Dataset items
** Begin **

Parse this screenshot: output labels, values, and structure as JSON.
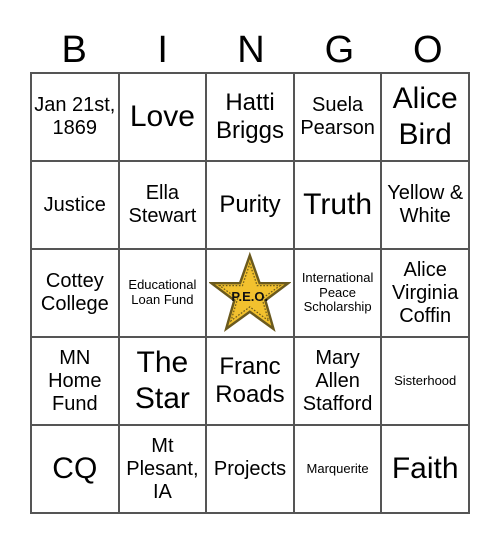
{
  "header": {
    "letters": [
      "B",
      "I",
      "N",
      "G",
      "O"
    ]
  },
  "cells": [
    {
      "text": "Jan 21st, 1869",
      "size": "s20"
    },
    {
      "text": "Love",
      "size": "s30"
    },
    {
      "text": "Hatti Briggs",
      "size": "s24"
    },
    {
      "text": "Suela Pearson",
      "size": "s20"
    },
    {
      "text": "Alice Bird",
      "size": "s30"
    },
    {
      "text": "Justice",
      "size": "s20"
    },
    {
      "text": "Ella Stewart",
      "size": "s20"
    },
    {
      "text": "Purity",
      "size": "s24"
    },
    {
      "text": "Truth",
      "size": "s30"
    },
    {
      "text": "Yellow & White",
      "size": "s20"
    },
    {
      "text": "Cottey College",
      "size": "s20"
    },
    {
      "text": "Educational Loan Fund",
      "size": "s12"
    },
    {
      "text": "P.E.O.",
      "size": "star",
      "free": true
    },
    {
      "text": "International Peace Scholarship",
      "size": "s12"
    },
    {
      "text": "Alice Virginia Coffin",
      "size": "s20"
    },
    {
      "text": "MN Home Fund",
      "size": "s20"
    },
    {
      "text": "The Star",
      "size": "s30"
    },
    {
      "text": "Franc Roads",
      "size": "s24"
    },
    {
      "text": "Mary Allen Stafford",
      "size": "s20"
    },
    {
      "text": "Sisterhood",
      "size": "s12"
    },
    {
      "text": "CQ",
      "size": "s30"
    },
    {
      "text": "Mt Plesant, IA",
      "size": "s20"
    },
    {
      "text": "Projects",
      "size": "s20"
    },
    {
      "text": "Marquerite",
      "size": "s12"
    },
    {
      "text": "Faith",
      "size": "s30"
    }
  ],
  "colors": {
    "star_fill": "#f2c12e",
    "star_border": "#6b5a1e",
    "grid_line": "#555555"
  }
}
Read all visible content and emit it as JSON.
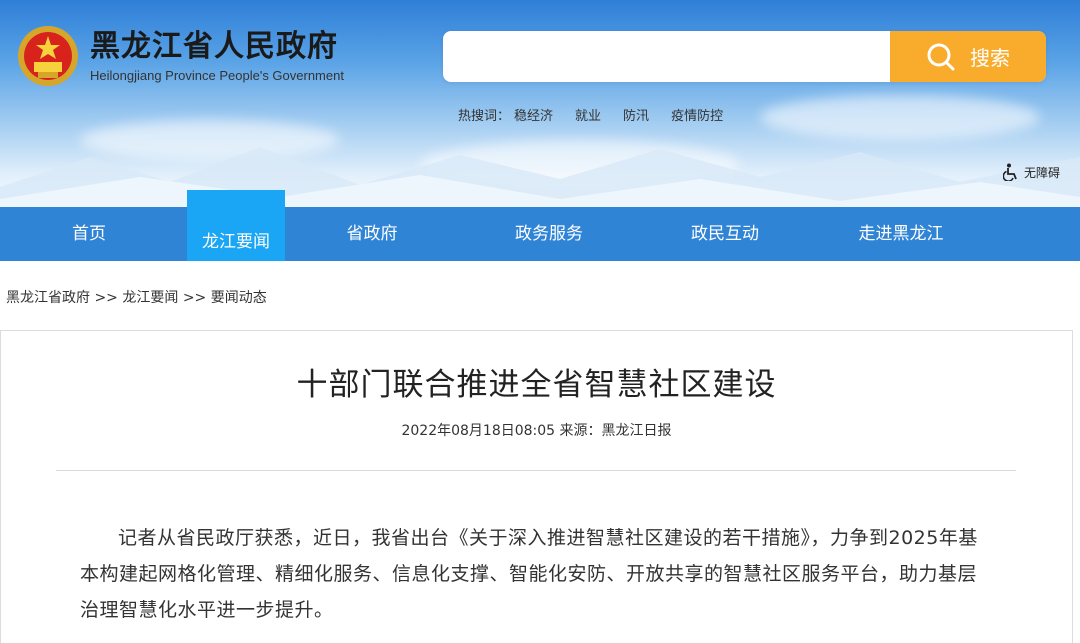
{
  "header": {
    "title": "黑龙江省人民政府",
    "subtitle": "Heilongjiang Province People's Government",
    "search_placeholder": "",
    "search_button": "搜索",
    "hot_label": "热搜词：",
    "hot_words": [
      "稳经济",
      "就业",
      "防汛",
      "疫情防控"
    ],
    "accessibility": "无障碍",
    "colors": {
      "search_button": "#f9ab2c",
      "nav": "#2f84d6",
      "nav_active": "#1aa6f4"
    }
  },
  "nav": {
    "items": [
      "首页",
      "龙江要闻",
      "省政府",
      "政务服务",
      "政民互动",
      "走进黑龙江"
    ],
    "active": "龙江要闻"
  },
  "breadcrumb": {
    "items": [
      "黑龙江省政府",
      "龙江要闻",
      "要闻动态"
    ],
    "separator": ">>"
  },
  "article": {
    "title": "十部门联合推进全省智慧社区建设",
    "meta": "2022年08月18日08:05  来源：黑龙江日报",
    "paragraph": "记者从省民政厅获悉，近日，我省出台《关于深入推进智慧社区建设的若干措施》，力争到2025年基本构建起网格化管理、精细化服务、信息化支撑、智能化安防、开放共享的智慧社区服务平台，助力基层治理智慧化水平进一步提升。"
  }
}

** End **

▸ Required work:
Skipping the pictures, transcribe each line above exactly as it appears.

▸ The reply:
Parse this screenshot: output labels, values, and structure as JSON.
{
  "header": {
    "letters": [
      "B",
      "I",
      "N",
      "G",
      "O"
    ]
  },
  "cells": [
    {
      "text": "Jan 21st, 1869",
      "size": "s20"
    },
    {
      "text": "Love",
      "size": "s30"
    },
    {
      "text": "Hatti Briggs",
      "size": "s24"
    },
    {
      "text": "Suela Pearson",
      "size": "s20"
    },
    {
      "text": "Alice Bird",
      "size": "s30"
    },
    {
      "text": "Justice",
      "size": "s20"
    },
    {
      "text": "Ella Stewart",
      "size": "s20"
    },
    {
      "text": "Purity",
      "size": "s24"
    },
    {
      "text": "Truth",
      "size": "s30"
    },
    {
      "text": "Yellow & White",
      "size": "s20"
    },
    {
      "text": "Cottey College",
      "size": "s20"
    },
    {
      "text": "Educational Loan Fund",
      "size": "s12"
    },
    {
      "text": "P.E.O.",
      "size": "star",
      "free": true
    },
    {
      "text": "International Peace Scholarship",
      "size": "s12"
    },
    {
      "text": "Alice Virginia Coffin",
      "size": "s20"
    },
    {
      "text": "MN Home Fund",
      "size": "s20"
    },
    {
      "text": "The Star",
      "size": "s30"
    },
    {
      "text": "Franc Roads",
      "size": "s24"
    },
    {
      "text": "Mary Allen Stafford",
      "size": "s20"
    },
    {
      "text": "Sisterhood",
      "size": "s12"
    },
    {
      "text": "CQ",
      "size": "s30"
    },
    {
      "text": "Mt Plesant, IA",
      "size": "s20"
    },
    {
      "text": "Projects",
      "size": "s20"
    },
    {
      "text": "Marquerite",
      "size": "s12"
    },
    {
      "text": "Faith",
      "size": "s30"
    }
  ],
  "colors": {
    "star_fill": "#f2c12e",
    "star_border": "#6b5a1e",
    "grid_line": "#555555"
  }
}
Read all visible content and emit it as JSON.
{
  "header": {
    "title": "黑龙江省人民政府",
    "subtitle": "Heilongjiang Province People's Government",
    "search_placeholder": "",
    "search_button": "搜索",
    "hot_label": "热搜词：",
    "hot_words": [
      "稳经济",
      "就业",
      "防汛",
      "疫情防控"
    ],
    "accessibility": "无障碍",
    "colors": {
      "search_button": "#f9ab2c",
      "nav": "#2f84d6",
      "nav_active": "#1aa6f4"
    }
  },
  "nav": {
    "items": [
      "首页",
      "龙江要闻",
      "省政府",
      "政务服务",
      "政民互动",
      "走进黑龙江"
    ],
    "active": "龙江要闻"
  },
  "breadcrumb": {
    "items": [
      "黑龙江省政府",
      "龙江要闻",
      "要闻动态"
    ],
    "separator": ">>"
  },
  "article": {
    "title": "十部门联合推进全省智慧社区建设",
    "meta": "2022年08月18日08:05  来源：黑龙江日报",
    "paragraph": "记者从省民政厅获悉，近日，我省出台《关于深入推进智慧社区建设的若干措施》，力争到2025年基本构建起网格化管理、精细化服务、信息化支撑、智能化安防、开放共享的智慧社区服务平台，助力基层治理智慧化水平进一步提升。"
  }
}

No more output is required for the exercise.